*** Excerpted records
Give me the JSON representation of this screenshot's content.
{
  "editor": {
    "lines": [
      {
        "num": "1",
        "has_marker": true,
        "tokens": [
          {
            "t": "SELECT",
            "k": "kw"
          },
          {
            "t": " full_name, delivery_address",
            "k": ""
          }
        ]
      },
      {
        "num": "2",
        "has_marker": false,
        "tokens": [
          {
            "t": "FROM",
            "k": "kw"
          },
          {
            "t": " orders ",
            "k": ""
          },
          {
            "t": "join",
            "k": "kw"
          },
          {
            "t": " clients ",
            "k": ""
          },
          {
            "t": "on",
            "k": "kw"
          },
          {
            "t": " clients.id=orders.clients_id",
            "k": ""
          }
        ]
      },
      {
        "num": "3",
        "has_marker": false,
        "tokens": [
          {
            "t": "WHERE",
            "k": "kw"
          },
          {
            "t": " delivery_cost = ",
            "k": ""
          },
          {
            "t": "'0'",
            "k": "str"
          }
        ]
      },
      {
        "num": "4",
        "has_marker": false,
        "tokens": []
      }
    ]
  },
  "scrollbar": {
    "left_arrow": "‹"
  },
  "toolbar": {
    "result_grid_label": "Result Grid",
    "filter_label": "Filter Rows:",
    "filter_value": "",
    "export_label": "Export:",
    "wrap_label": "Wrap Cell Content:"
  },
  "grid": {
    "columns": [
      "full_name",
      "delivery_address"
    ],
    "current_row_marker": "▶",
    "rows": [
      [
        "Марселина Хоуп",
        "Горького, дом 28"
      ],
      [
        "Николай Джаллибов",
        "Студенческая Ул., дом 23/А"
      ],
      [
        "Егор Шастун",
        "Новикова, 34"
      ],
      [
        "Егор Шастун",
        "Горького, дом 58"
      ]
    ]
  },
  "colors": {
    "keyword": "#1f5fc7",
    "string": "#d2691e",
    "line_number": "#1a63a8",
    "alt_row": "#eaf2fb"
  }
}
******
Look above for every line with the word "orders" and copy it.

■ Reply to the exercise:
            "t": " orders ",
            "t": " clients.id=orders.clients_id",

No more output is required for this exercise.